▶ **出典**:
++++++
南海トラフ巨大地震(漫画)のネタバレ解説・考察まとめ

『南海トラフ巨大地震』とは、原作biki、作画よしづきくみちにより、2023年5月から現代ビジネスで連載をし、2024年7月から講談社マガジンポケットに移籍・連載している漫画。100~150年周期で起こるとされている南海トラフ地震が2025年2月11日に発生してしまうという設定。挫折をし、人生に希望を見出せない西藤命が、過酷な災害現場を生き抜きながらも精神的に成長していく物語。綿密な取材によって、起こりうる地震のリアルな現場を描いているため、防災知識の学習としても大いに役立つ漫画である。

『南海トラフ巨大地震』の概要

『南海トラフ巨大地震』とは、原作biki、作画よしづきくみちにより、2023年5月30日から現代ビジネスで連載をし、2024年7月30日から講談社マガジンポケットに移籍・連載している漫画。100~150年周期で起こるとされている南海トラフ地震が2025年2月11日に発生してしまうという設定。挫折をし、人生に希望を見出せない西藤命(さいとうめい)が、過酷な災害現場を生き抜きながらも精神的に成長していく物語。西藤命と老人が会話している最中に地震が発生し、負傷した老人を支えながら、2人は災害が身に迫る中なんとか生き延びようとする。そして、途中出会った元自衛隊陸軍隊員の知識を得ながら、厳しい状況を生き抜こうとするのである。綿密な取材によって、起こりうる地震のリアルな現場や対策を描いているため、エンタメとしてだけではなく、防災知識の学習としても大いに役立つ漫画である。主人公が災害に関する知識を学ぶシーンは実際に被災をした際にも必要な知識となってくる。単行本には専門家による解説記事や地震に関する読み切りを掲載するなど、防災にとって有用なものとなっている。現代ビジネスでは1000万PV越えの記録を出し、地震や防災に対する意識を高められる作品となっている。
++++++
レイアウトの記録
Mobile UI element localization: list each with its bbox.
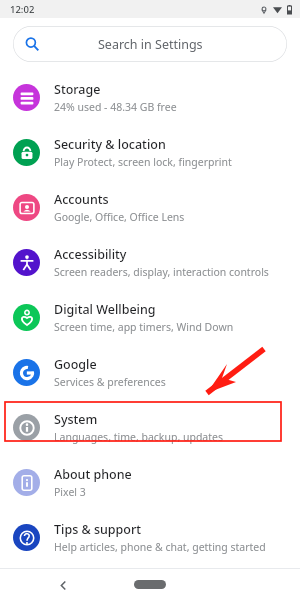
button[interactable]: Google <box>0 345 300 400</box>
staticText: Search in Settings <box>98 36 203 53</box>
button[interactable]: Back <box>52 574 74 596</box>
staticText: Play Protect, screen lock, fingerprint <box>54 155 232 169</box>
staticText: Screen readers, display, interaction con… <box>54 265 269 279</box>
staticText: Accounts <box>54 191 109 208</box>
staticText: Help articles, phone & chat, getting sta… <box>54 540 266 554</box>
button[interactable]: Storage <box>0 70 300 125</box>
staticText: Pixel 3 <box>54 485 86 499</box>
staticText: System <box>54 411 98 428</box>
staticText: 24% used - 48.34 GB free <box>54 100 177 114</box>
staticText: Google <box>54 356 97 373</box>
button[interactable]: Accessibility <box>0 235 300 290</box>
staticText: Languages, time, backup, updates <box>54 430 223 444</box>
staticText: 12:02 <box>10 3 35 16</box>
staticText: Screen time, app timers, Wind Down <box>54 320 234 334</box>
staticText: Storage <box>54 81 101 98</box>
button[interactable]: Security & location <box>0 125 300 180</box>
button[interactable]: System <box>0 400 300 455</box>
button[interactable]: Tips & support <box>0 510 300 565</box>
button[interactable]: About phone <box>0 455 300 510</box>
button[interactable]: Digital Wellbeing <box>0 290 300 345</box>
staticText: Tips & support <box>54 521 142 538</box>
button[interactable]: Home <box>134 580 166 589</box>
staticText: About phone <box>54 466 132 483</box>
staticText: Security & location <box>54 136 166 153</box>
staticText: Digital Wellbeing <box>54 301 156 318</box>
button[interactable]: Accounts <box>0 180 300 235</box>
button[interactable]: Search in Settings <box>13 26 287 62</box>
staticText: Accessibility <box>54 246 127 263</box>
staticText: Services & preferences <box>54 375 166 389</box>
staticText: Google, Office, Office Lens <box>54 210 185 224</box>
++++++
▶ **取り組む問題**:
A – 漫画『南海トラフ巨大地震』の紹介文では、作中で地震が起きるのは何年何月何日とされていますか。
B – 漫画『南海トラフ巨大地震』の紹介文を、最後の文のあとから書き進めてください。

▶ **各問題の答え**:
A – 2025年2月11日です。

B –
『南海トラフ巨大地震』のあらすじ・ストーリー

地震発生前

派遣社員として工事現場に勤める西藤命(さいとうめい)27歳は、人生に希望を見いだせなくなってしまっていた。命は新卒で入社した会社を辞め、派遣社員として勤める自分を卑下していた。そんな自分と比べ、結婚や出産、出世といった人生のイベントを迎える友人たちには大手の建設で働いていると見栄を張っていた。しかし、実際は日々の稼ぎをパチンコにつぎ込み、この世界が壊れてしまえばいいと思うほどに生きる希望を失っていた。そして、名古屋港で一服をしている際に、倉石光行(くらいしみつゆき)という老人に話しかけられる。その内容はその場所はいつも倉石が釣りをしている場所だから邪魔であるという旨であった。倉石は西藤命のおどおどとした態度に怒り、説教を始めた。見ず知らずの自分にいちゃもんをつけ、文句を言う老人を西藤命は未来の自分のように感じ、そうはなりたくないと自分自身を変えようと決意する。その時、2025年2月11日15時07分、マグニチュード9.2、最大震度7の地震が発生した。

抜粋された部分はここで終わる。